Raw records
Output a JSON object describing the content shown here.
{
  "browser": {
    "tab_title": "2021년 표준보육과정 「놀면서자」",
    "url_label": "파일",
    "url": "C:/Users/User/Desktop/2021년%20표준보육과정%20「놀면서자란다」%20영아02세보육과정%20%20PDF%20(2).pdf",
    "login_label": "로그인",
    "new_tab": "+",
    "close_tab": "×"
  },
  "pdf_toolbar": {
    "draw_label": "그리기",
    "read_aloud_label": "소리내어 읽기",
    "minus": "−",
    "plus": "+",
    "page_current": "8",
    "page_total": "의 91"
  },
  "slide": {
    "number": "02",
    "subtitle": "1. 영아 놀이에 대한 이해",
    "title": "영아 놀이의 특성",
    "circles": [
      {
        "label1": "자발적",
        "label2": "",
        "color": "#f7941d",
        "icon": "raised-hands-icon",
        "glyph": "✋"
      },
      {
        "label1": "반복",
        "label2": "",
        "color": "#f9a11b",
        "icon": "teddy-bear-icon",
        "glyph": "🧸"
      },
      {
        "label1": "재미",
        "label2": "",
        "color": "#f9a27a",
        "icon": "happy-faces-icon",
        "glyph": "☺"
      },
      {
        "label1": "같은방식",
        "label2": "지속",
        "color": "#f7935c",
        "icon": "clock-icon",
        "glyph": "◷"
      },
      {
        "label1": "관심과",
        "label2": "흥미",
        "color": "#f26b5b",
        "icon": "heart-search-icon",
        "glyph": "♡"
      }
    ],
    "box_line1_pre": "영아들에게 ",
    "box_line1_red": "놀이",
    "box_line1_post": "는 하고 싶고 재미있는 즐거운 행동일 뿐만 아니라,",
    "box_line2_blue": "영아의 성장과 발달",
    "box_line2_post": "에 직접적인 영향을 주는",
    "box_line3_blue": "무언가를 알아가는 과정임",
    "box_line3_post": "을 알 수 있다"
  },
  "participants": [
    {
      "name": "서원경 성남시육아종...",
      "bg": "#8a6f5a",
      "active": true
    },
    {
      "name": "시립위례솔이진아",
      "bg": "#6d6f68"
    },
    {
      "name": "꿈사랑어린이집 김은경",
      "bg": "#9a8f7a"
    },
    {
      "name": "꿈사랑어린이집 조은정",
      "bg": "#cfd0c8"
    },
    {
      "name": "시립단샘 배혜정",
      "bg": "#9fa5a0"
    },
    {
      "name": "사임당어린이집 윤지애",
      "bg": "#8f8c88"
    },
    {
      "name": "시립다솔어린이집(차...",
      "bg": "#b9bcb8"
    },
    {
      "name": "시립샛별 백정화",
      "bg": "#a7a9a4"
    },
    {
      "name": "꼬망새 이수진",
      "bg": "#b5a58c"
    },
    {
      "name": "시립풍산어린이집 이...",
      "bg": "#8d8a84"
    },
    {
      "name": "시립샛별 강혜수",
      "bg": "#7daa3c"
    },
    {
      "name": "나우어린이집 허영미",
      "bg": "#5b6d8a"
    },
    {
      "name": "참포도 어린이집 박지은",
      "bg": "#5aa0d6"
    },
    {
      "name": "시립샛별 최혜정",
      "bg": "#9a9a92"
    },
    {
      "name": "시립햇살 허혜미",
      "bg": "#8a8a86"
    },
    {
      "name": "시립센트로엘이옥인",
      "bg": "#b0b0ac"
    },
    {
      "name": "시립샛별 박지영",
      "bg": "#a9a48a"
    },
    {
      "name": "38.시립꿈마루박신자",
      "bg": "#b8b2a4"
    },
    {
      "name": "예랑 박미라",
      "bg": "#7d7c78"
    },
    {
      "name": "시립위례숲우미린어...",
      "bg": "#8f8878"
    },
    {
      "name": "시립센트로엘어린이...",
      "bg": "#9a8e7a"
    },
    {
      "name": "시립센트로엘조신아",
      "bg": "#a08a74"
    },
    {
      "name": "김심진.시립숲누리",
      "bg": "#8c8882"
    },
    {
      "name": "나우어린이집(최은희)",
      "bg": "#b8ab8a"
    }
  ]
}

What is asked:
Scan the lines for the string "icon". Pick out every line that has it.

Output of the exercise:
        "icon": "raised-hands-icon",
        "icon": "teddy-bear-icon",
        "icon": "happy-faces-icon",
        "icon": "clock-icon",
        "icon": "heart-search-icon",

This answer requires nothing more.